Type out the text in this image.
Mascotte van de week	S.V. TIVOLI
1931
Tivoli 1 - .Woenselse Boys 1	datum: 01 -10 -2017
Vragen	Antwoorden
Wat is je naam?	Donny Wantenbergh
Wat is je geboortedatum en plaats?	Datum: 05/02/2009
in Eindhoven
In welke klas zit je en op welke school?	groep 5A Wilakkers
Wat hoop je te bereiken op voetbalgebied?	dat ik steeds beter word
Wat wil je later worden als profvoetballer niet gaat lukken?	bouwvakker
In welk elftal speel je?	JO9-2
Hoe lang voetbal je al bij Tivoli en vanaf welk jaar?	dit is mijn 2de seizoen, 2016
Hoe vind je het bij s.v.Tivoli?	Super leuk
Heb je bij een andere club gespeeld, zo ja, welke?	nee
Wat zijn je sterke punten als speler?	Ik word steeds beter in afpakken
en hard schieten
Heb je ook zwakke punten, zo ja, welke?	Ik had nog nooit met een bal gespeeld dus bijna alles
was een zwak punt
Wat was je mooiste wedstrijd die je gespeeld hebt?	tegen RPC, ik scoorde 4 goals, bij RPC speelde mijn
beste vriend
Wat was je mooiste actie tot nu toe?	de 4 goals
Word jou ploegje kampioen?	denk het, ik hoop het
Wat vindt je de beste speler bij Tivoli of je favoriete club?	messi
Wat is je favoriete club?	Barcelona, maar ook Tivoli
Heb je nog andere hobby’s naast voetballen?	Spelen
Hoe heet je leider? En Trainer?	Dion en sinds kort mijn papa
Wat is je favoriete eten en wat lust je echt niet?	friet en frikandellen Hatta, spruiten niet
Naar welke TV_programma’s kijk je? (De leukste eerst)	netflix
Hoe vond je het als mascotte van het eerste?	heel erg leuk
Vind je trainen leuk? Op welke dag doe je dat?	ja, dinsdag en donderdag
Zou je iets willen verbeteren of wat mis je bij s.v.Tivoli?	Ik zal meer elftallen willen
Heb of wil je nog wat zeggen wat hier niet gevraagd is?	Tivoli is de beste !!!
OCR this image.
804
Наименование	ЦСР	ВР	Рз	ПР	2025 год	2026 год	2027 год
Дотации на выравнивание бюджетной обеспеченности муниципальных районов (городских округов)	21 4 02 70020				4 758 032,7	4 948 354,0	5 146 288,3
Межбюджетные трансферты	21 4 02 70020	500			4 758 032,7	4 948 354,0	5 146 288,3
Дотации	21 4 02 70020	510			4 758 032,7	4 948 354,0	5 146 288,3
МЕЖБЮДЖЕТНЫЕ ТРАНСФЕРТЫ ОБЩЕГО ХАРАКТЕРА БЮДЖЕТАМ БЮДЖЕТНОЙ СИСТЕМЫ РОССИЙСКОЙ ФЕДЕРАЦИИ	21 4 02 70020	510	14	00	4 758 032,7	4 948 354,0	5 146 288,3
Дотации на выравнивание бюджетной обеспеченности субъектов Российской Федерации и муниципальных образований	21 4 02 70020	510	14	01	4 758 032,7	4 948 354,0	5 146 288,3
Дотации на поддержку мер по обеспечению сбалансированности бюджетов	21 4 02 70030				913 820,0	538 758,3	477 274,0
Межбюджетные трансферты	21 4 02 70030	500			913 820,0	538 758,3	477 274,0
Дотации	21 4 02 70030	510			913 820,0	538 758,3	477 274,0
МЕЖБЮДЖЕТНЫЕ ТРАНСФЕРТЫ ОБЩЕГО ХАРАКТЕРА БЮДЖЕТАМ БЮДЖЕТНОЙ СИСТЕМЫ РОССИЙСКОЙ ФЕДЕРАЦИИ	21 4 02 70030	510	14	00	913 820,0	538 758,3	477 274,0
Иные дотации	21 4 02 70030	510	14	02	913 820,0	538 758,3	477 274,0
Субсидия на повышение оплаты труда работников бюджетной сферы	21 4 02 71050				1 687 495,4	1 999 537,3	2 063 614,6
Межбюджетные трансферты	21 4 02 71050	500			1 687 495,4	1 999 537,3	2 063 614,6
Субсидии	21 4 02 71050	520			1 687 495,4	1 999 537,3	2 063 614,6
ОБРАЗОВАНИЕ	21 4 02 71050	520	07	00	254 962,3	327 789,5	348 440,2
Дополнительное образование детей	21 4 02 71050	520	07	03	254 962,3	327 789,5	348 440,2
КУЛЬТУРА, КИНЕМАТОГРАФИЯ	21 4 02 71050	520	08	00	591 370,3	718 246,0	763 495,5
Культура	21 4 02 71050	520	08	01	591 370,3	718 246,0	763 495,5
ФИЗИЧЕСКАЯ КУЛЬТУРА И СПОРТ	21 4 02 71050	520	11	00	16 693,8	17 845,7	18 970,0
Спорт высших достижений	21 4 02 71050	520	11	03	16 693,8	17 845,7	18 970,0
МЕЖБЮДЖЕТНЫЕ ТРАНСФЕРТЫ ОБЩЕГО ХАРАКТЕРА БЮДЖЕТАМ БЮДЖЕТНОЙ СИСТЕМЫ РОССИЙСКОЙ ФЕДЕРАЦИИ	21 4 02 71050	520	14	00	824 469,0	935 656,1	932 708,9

──────

**Aim of the exercise:** Filter out every line that lacks the word "СИСТЕМЫ", and copy the rest.

**Solution:**
МЕЖБЮДЖЕТНЫЕ ТРАНСФЕРТЫ ОБЩЕГО ХАРАКТЕРА БЮДЖЕТАМ БЮДЖЕТНОЙ СИСТЕМЫ РОССИЙСКОЙ ФЕДЕРАЦИИ	21 4 02 70020	510	14	00	4 758 032,7	4 948 354,0	5 146 288,3
МЕЖБЮДЖЕТНЫЕ ТРАНСФЕРТЫ ОБЩЕГО ХАРАКТЕРА БЮДЖЕТАМ БЮДЖЕТНОЙ СИСТЕМЫ РОССИЙСКОЙ ФЕДЕРАЦИИ	21 4 02 70030	510	14	00	913 820,0	538 758,3	477 274,0
МЕЖБЮДЖЕТНЫЕ ТРАНСФЕРТЫ ОБЩЕГО ХАРАКТЕРА БЮДЖЕТАМ БЮДЖЕТНОЙ СИСТЕМЫ РОССИЙСКОЙ ФЕДЕРАЦИИ	21 4 02 71050	520	14	00	824 469,0	935 656,1	932 708,9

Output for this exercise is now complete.